------ DATASET RECORDS

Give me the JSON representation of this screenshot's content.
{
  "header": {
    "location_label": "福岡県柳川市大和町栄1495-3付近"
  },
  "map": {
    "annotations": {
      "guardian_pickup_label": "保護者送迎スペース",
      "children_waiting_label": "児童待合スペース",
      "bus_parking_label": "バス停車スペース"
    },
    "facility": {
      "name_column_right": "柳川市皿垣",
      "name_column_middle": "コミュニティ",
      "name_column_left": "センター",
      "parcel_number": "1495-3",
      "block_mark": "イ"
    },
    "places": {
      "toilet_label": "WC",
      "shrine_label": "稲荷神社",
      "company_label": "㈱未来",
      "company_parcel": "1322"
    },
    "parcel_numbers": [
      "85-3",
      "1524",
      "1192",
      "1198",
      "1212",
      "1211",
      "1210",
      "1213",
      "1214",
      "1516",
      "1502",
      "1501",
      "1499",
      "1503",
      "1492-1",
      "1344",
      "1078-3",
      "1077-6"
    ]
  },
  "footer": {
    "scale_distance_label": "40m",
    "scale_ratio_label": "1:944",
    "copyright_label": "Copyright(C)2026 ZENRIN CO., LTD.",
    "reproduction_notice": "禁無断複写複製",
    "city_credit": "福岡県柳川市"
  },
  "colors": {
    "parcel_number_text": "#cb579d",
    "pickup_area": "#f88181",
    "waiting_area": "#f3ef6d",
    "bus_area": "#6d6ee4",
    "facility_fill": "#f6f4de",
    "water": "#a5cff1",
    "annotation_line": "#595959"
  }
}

------------

## [TASK DESCRIPTION]
Go through the records and print each one exactly.

## [WRITTEN RESPONSE]
Give me the JSON representation of this screenshot's content.
{
  "header": {
    "location_label": "福岡県柳川市大和町栄1495-3付近"
  },
  "map": {
    "annotations": {
      "guardian_pickup_label": "保護者送迎スペース",
      "children_waiting_label": "児童待合スペース",
      "bus_parking_label": "バス停車スペース"
    },
    "facility": {
      "name_column_right": "柳川市皿垣",
      "name_column_middle": "コミュニティ",
      "name_column_left": "センター",
      "parcel_number": "1495-3",
      "block_mark": "イ"
    },
    "places": {
      "toilet_label": "WC",
      "shrine_label": "稲荷神社",
      "company_label": "㈱未来",
      "company_parcel": "1322"
    },
    "parcel_numbers": [
      "85-3",
      "1524",
      "1192",
      "1198",
      "1212",
      "1211",
      "1210",
      "1213",
      "1214",
      "1516",
      "1502",
      "1501",
      "1499",
      "1503",
      "1492-1",
      "1344",
      "1078-3",
      "1077-6"
    ]
  },
  "footer": {
    "scale_distance_label": "40m",
    "scale_ratio_label": "1:944",
    "copyright_label": "Copyright(C)2026 ZENRIN CO., LTD.",
    "reproduction_notice": "禁無断複写複製",
    "city_credit": "福岡県柳川市"
  },
  "colors": {
    "parcel_number_text": "#cb579d",
    "pickup_area": "#f88181",
    "waiting_area": "#f3ef6d",
    "bus_area": "#6d6ee4",
    "facility_fill": "#f6f4de",
    "water": "#a5cff1",
    "annotation_line": "#595959"
  }
}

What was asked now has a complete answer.